-- start --

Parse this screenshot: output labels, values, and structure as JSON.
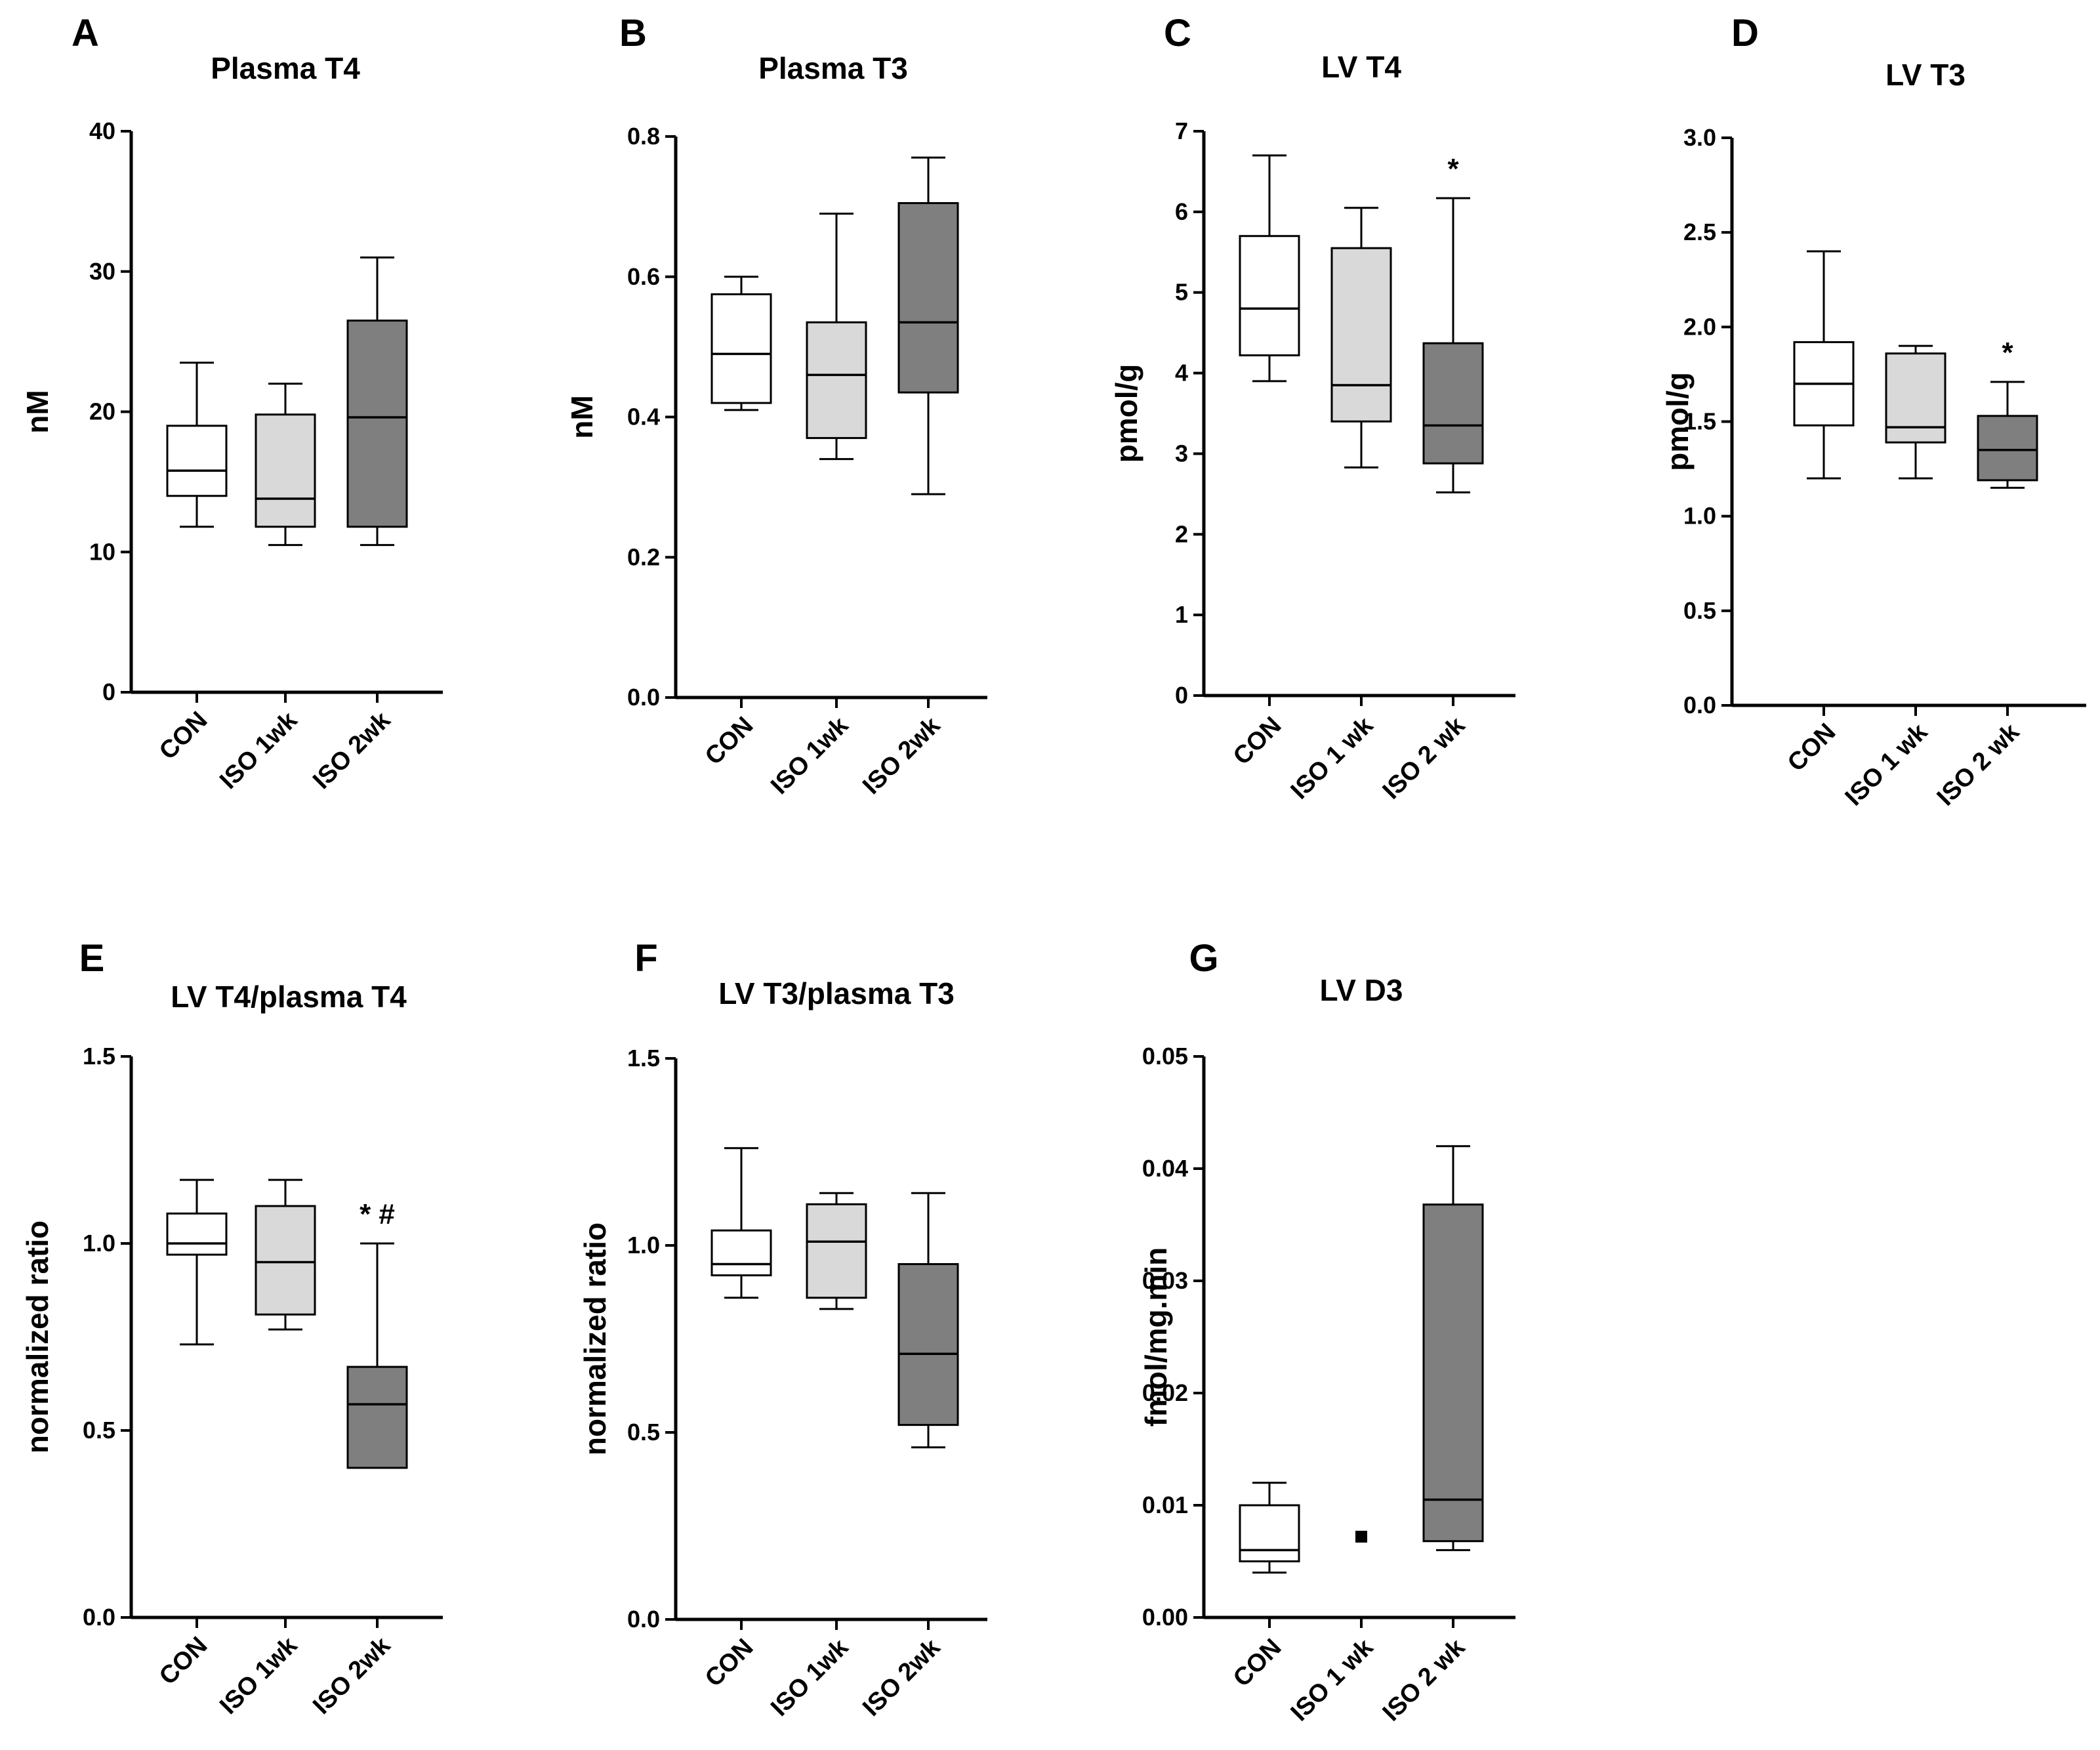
{
  "figure": {
    "panels": [
      {
        "letter": "A",
        "title": "Plasma T4",
        "ylabel": "nM"
      },
      {
        "letter": "B",
        "title": "Plasma T3",
        "ylabel": "nM"
      },
      {
        "letter": "C",
        "title": "LV T4",
        "ylabel": "pmol/g"
      },
      {
        "letter": "D",
        "title": "LV T3",
        "ylabel": "pmol/g"
      },
      {
        "letter": "E",
        "title": "LV T4/plasma T4",
        "ylabel": "normalized ratio"
      },
      {
        "letter": "F",
        "title": "LV T3/plasma T3",
        "ylabel": "normalized ratio"
      },
      {
        "letter": "G",
        "title": "LV D3",
        "ylabel": "fmol/mg.min"
      }
    ]
  },
  "colors": {
    "con_fill": "#ffffff",
    "iso1_fill": "#d9d9d9",
    "iso2_fill": "#7f7f7f",
    "stroke": "#000000"
  },
  "chart_data": [
    {
      "id": "A",
      "type": "box",
      "title": "Plasma T4",
      "ylabel": "nM",
      "ylim": [
        0,
        40
      ],
      "yticks": [
        0,
        10,
        20,
        30,
        40
      ],
      "ytick_labels": [
        "0",
        "10",
        "20",
        "30",
        "40"
      ],
      "categories": [
        "CON",
        "ISO 1wk",
        "ISO 2wk"
      ],
      "boxes": [
        {
          "min": 11.8,
          "q1": 14.0,
          "median": 15.8,
          "q3": 19.0,
          "max": 23.5
        },
        {
          "min": 10.5,
          "q1": 11.8,
          "median": 13.8,
          "q3": 19.8,
          "max": 22.0
        },
        {
          "min": 10.5,
          "q1": 11.8,
          "median": 19.6,
          "q3": 26.5,
          "max": 31.0
        }
      ],
      "annotations": [
        "",
        "",
        ""
      ]
    },
    {
      "id": "B",
      "type": "box",
      "title": "Plasma T3",
      "ylabel": "nM",
      "ylim": [
        0,
        0.8
      ],
      "yticks": [
        0,
        0.2,
        0.4,
        0.6,
        0.8
      ],
      "ytick_labels": [
        "0.0",
        "0.2",
        "0.4",
        "0.6",
        "0.8"
      ],
      "categories": [
        "CON",
        "ISO 1wk",
        "ISO 2wk"
      ],
      "boxes": [
        {
          "min": 0.41,
          "q1": 0.42,
          "median": 0.49,
          "q3": 0.575,
          "max": 0.6
        },
        {
          "min": 0.34,
          "q1": 0.37,
          "median": 0.46,
          "q3": 0.535,
          "max": 0.69
        },
        {
          "min": 0.29,
          "q1": 0.435,
          "median": 0.535,
          "q3": 0.705,
          "max": 0.77
        }
      ],
      "annotations": [
        "",
        "",
        ""
      ]
    },
    {
      "id": "C",
      "type": "box",
      "title": "LV T4",
      "ylabel": "pmol/g",
      "ylim": [
        0,
        7
      ],
      "yticks": [
        0,
        1,
        2,
        3,
        4,
        5,
        6,
        7
      ],
      "ytick_labels": [
        "0",
        "1",
        "2",
        "3",
        "4",
        "5",
        "6",
        "7"
      ],
      "categories": [
        "CON",
        "ISO 1 wk",
        "ISO 2 wk"
      ],
      "boxes": [
        {
          "min": 3.9,
          "q1": 4.22,
          "median": 4.8,
          "q3": 5.7,
          "max": 6.7
        },
        {
          "min": 2.83,
          "q1": 3.4,
          "median": 3.85,
          "q3": 5.55,
          "max": 6.05
        },
        {
          "min": 2.52,
          "q1": 2.88,
          "median": 3.35,
          "q3": 4.37,
          "max": 6.17
        }
      ],
      "annotations": [
        "",
        "",
        "*"
      ]
    },
    {
      "id": "D",
      "type": "box",
      "title": "LV T3",
      "ylabel": "pmol/g",
      "ylim": [
        0,
        3
      ],
      "yticks": [
        0,
        0.5,
        1,
        1.5,
        2,
        2.5,
        3
      ],
      "ytick_labels": [
        "0.0",
        "0.5",
        "1.0",
        "1.5",
        "2.0",
        "2.5",
        "3.0"
      ],
      "categories": [
        "CON",
        "ISO 1 wk",
        "ISO 2 wk"
      ],
      "boxes": [
        {
          "min": 1.2,
          "q1": 1.48,
          "median": 1.7,
          "q3": 1.92,
          "max": 2.4
        },
        {
          "min": 1.2,
          "q1": 1.39,
          "median": 1.47,
          "q3": 1.86,
          "max": 1.9
        },
        {
          "min": 1.15,
          "q1": 1.19,
          "median": 1.35,
          "q3": 1.53,
          "max": 1.71
        }
      ],
      "annotations": [
        "",
        "",
        "*"
      ]
    },
    {
      "id": "E",
      "type": "box",
      "title": "LV T4/plasma T4",
      "ylabel": "normalized ratio",
      "ylim": [
        0,
        1.5
      ],
      "yticks": [
        0,
        0.5,
        1,
        1.5
      ],
      "ytick_labels": [
        "0.0",
        "0.5",
        "1.0",
        "1.5"
      ],
      "categories": [
        "CON",
        "ISO 1wk",
        "ISO 2wk"
      ],
      "boxes": [
        {
          "min": 0.73,
          "q1": 0.97,
          "median": 1.0,
          "q3": 1.08,
          "max": 1.17
        },
        {
          "min": 0.77,
          "q1": 0.81,
          "median": 0.95,
          "q3": 1.1,
          "max": 1.17
        },
        {
          "min": 0.4,
          "q1": 0.4,
          "median": 0.57,
          "q3": 0.67,
          "max": 1.0
        }
      ],
      "annotations": [
        "",
        "",
        "* #"
      ]
    },
    {
      "id": "F",
      "type": "box",
      "title": "LV T3/plasma T3",
      "ylabel": "normalized ratio",
      "ylim": [
        0,
        1.5
      ],
      "yticks": [
        0,
        0.5,
        1,
        1.5
      ],
      "ytick_labels": [
        "0.0",
        "0.5",
        "1.0",
        "1.5"
      ],
      "categories": [
        "CON",
        "ISO 1wk",
        "ISO 2wk"
      ],
      "boxes": [
        {
          "min": 0.86,
          "q1": 0.92,
          "median": 0.95,
          "q3": 1.04,
          "max": 1.26
        },
        {
          "min": 0.83,
          "q1": 0.86,
          "median": 1.01,
          "q3": 1.11,
          "max": 1.14
        },
        {
          "min": 0.46,
          "q1": 0.52,
          "median": 0.71,
          "q3": 0.95,
          "max": 1.14
        }
      ],
      "annotations": [
        "",
        "",
        ""
      ]
    },
    {
      "id": "G",
      "type": "box",
      "title": "LV D3",
      "ylabel": "fmol/mg.min",
      "ylim": [
        0,
        0.05
      ],
      "yticks": [
        0,
        0.01,
        0.02,
        0.03,
        0.04,
        0.05
      ],
      "ytick_labels": [
        "0.00",
        "0.01",
        "0.02",
        "0.03",
        "0.04",
        "0.05"
      ],
      "categories": [
        "CON",
        "ISO 1 wk",
        "ISO 2 wk"
      ],
      "boxes": [
        {
          "min": 0.004,
          "q1": 0.005,
          "median": 0.006,
          "q3": 0.01,
          "max": 0.012
        },
        {
          "point": 0.0072
        },
        {
          "min": 0.006,
          "q1": 0.0068,
          "median": 0.0105,
          "q3": 0.0368,
          "max": 0.042
        }
      ],
      "annotations": [
        "",
        "",
        ""
      ]
    }
  ]
}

-- end --

Exercise. Which lines include the word "letter"? List them all.

Answer to the exercise.
        "letter": "A",
        "letter": "B",
        "letter": "C",
        "letter": "D",
        "letter": "E",
        "letter": "F",
        "letter": "G",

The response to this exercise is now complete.